> **REQUIRED WORK**: Return the data exactly, with all pictures removed.

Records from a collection

####

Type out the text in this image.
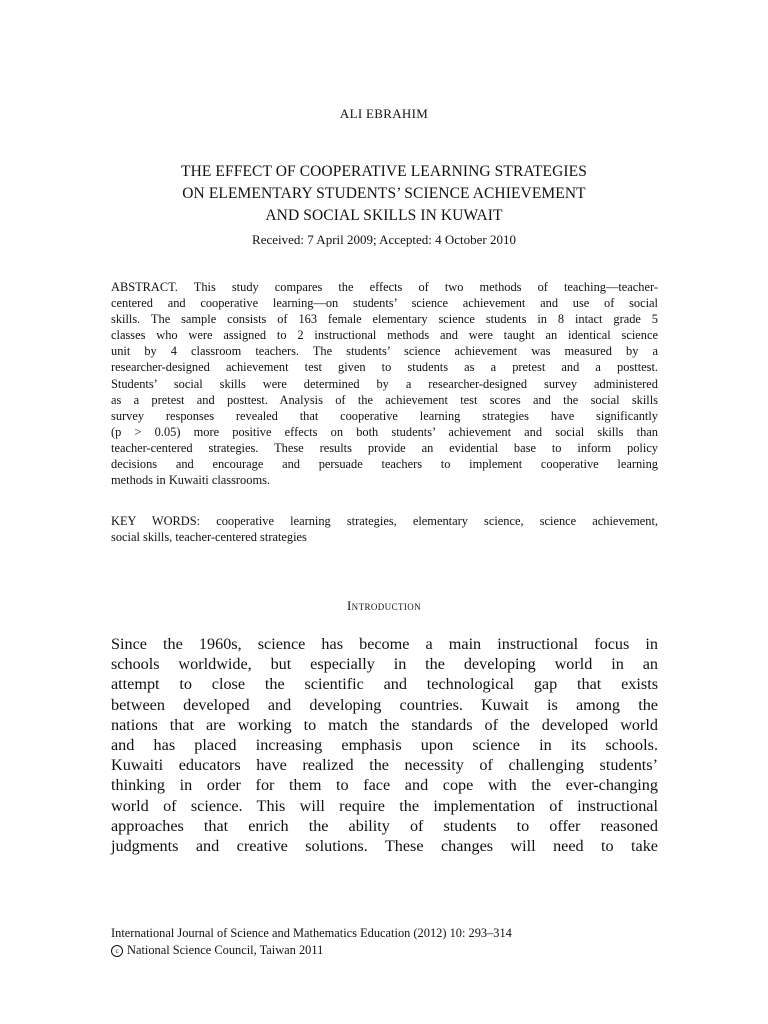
ALI EBRAHIM
THE EFFECT OF COOPERATIVE LEARNING STRATEGIES
ON ELEMENTARY STUDENTS’ SCIENCE ACHIEVEMENT
AND SOCIAL SKILLS IN KUWAIT
Received: 7 April 2009; Accepted: 4 October 2010
ABSTRACT. This study compares the effects of two methods of teaching—teacher-
centered and cooperative learning—on students’ science achievement and use of social
skills. The sample consists of 163 female elementary science students in 8 intact grade 5
classes who were assigned to 2 instructional methods and were taught an identical science
unit by 4 classroom teachers. The students’ science achievement was measured by a
researcher-designed achievement test given to students as a pretest and a posttest.
Students’ social skills were determined by a researcher-designed survey administered
as a pretest and posttest. Analysis of the achievement test scores and the social skills
survey responses revealed that cooperative learning strategies have significantly
(p > 0.05) more positive effects on both students’ achievement and social skills than
teacher-centered strategies. These results provide an evidential base to inform policy
decisions and encourage and persuade teachers to implement cooperative learning
methods in Kuwaiti classrooms.
KEY WORDS: cooperative learning strategies, elementary science, science achievement,
social skills, teacher-centered strategies
Introduction
Since the 1960s, science has become a main instructional focus in
schools worldwide, but especially in the developing world in an
attempt to close the scientific and technological gap that exists
between developed and developing countries. Kuwait is among the
nations that are working to match the standards of the developed world
and has placed increasing emphasis upon science in its schools.
Kuwaiti educators have realized the necessity of challenging students’
thinking in order for them to face and cope with the ever-changing
world of science. This will require the implementation of instructional
approaches that enrich the ability of students to offer reasoned
judgments and creative solutions. These changes will need to take
International Journal of Science and Mathematics Education (2012) 10: 293–314
c National Science Council, Taiwan 2011
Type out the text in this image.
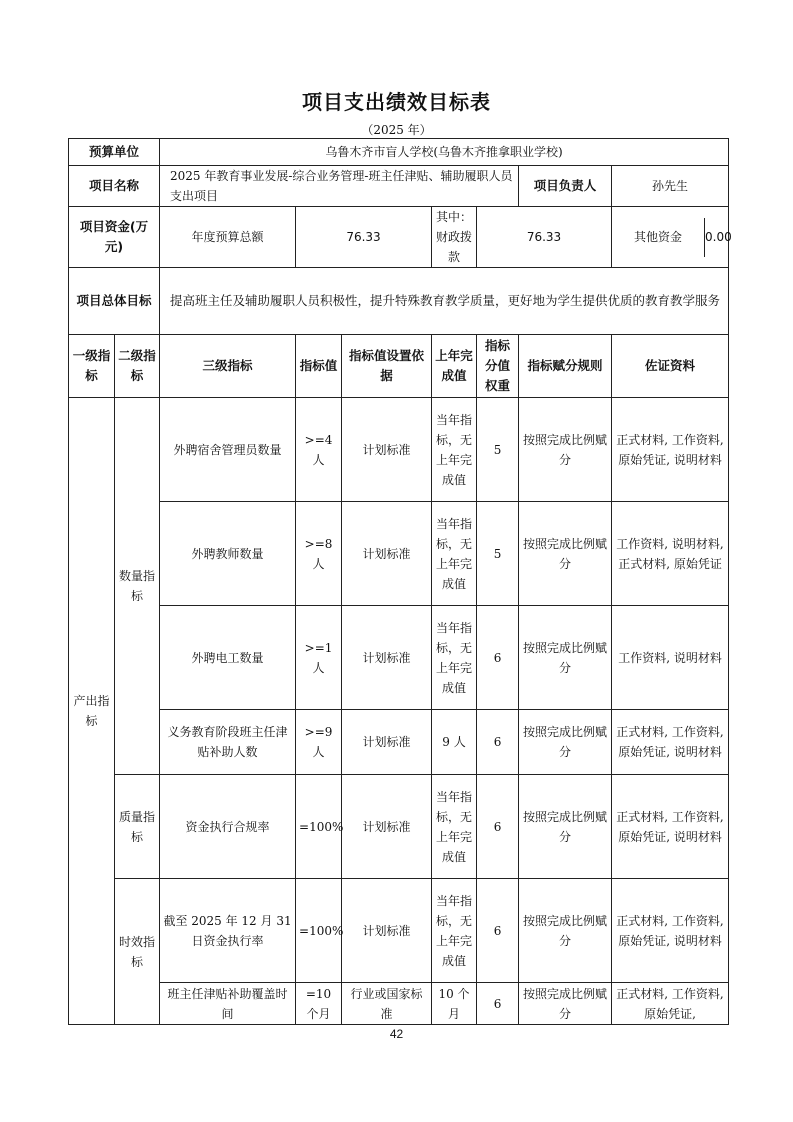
项目支出绩效目标表
（2025 年）
预算单位		乌鲁木齐市盲人学校(乌鲁木齐推拿职业学校)						
项目名称		2025 年教育事业发展-综合业务管理-班主任津贴、辅助履职人员支出项目					项目负责人	孙先生
项目资金(万元)		年度预算总额	76.33		其中：财政拨款	76.33		其他资金 0.00

项目总体目标		提高班主任及辅助履职人员积极性，提升特殊教育教学质量，更好地为学生提供优质的教育教学服务						
一级指标	二级指标	三级指标	指标值	指标值设置依据	上年完成值	指标分值权重	指标赋分规则	佐证资料
产出指标	数量指标	外聘宿舍管理员数量	>=4人	计划标准	当年指标，无上年完成值	5	按照完成比例赋分	正式材料, 工作资料, 原始凭证, 说明材料
		外聘教师数量	>=8人	计划标准	当年指标，无上年完成值	5	按照完成比例赋分	工作资料, 说明材料, 正式材料, 原始凭证
		外聘电工数量	>=1人	计划标准	当年指标，无上年完成值	6	按照完成比例赋分	工作资料, 说明材料
		义务教育阶段班主任津贴补助人数	>=9人	计划标准	9 人	6	按照完成比例赋分	正式材料, 工作资料, 原始凭证, 说明材料
	质量指标	资金执行合规率	=100%	计划标准	当年指标，无上年完成值	6	按照完成比例赋分	正式材料, 工作资料, 原始凭证, 说明材料
	时效指标	截至 2025 年 12 月 31 日资金执行率	=100%	计划标准	当年指标，无上年完成值	6	按照完成比例赋分	正式材料, 工作资料, 原始凭证, 说明材料
		班主任津贴补助覆盖时间	=10 个月	行业或国家标准	10 个月	6	按照完成比例赋分	正式材料, 工作资料, 原始凭证,
42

####

> **SOLUTION TO THIS PROBLEM**:
Type out the text in this image.
ALI EBRAHIM
THE EFFECT OF COOPERATIVE LEARNING STRATEGIES
ON ELEMENTARY STUDENTS’ SCIENCE ACHIEVEMENT
AND SOCIAL SKILLS IN KUWAIT
Received: 7 April 2009; Accepted: 4 October 2010
ABSTRACT. This study compares the effects of two methods of teaching—teacher-
centered and cooperative learning—on students’ science achievement and use of social
skills. The sample consists of 163 female elementary science students in 8 intact grade 5
classes who were assigned to 2 instructional methods and were taught an identical science
unit by 4 classroom teachers. The students’ science achievement was measured by a
researcher-designed achievement test given to students as a pretest and a posttest.
Students’ social skills were determined by a researcher-designed survey administered
as a pretest and posttest. Analysis of the achievement test scores and the social skills
survey responses revealed that cooperative learning strategies have significantly
(p > 0.05) more positive effects on both students’ achievement and social skills than
teacher-centered strategies. These results provide an evidential base to inform policy
decisions and encourage and persuade teachers to implement cooperative learning
methods in Kuwaiti classrooms.
KEY WORDS: cooperative learning strategies, elementary science, science achievement,
social skills, teacher-centered strategies
Introduction
Since the 1960s, science has become a main instructional focus in
schools worldwide, but especially in the developing world in an
attempt to close the scientific and technological gap that exists
between developed and developing countries. Kuwait is among the
nations that are working to match the standards of the developed world
and has placed increasing emphasis upon science in its schools.
Kuwaiti educators have realized the necessity of challenging students’
thinking in order for them to face and cope with the ever-changing
world of science. This will require the implementation of instructional
approaches that enrich the ability of students to offer reasoned
judgments and creative solutions. These changes will need to take
International Journal of Science and Mathematics Education (2012) 10: 293–314
c National Science Council, Taiwan 2011
Type out the text in this image.
项目支出绩效目标表
（2025 年）
预算单位		乌鲁木齐市盲人学校(乌鲁木齐推拿职业学校)						
项目名称		2025 年教育事业发展-综合业务管理-班主任津贴、辅助履职人员支出项目					项目负责人	孙先生
项目资金(万元)		年度预算总额	76.33		其中：财政拨款	76.33		其他资金 0.00

项目总体目标		提高班主任及辅助履职人员积极性，提升特殊教育教学质量，更好地为学生提供优质的教育教学服务						
一级指标	二级指标	三级指标	指标值	指标值设置依据	上年完成值	指标分值权重	指标赋分规则	佐证资料
产出指标	数量指标	外聘宿舍管理员数量	>=4人	计划标准	当年指标，无上年完成值	5	按照完成比例赋分	正式材料, 工作资料, 原始凭证, 说明材料
		外聘教师数量	>=8人	计划标准	当年指标，无上年完成值	5	按照完成比例赋分	工作资料, 说明材料, 正式材料, 原始凭证
		外聘电工数量	>=1人	计划标准	当年指标，无上年完成值	6	按照完成比例赋分	工作资料, 说明材料
		义务教育阶段班主任津贴补助人数	>=9人	计划标准	9 人	6	按照完成比例赋分	正式材料, 工作资料, 原始凭证, 说明材料
	质量指标	资金执行合规率	=100%	计划标准	当年指标，无上年完成值	6	按照完成比例赋分	正式材料, 工作资料, 原始凭证, 说明材料
	时效指标	截至 2025 年 12 月 31 日资金执行率	=100%	计划标准	当年指标，无上年完成值	6	按照完成比例赋分	正式材料, 工作资料, 原始凭证, 说明材料
		班主任津贴补助覆盖时间	=10 个月	行业或国家标准	10 个月	6	按照完成比例赋分	正式材料, 工作资料, 原始凭证,
42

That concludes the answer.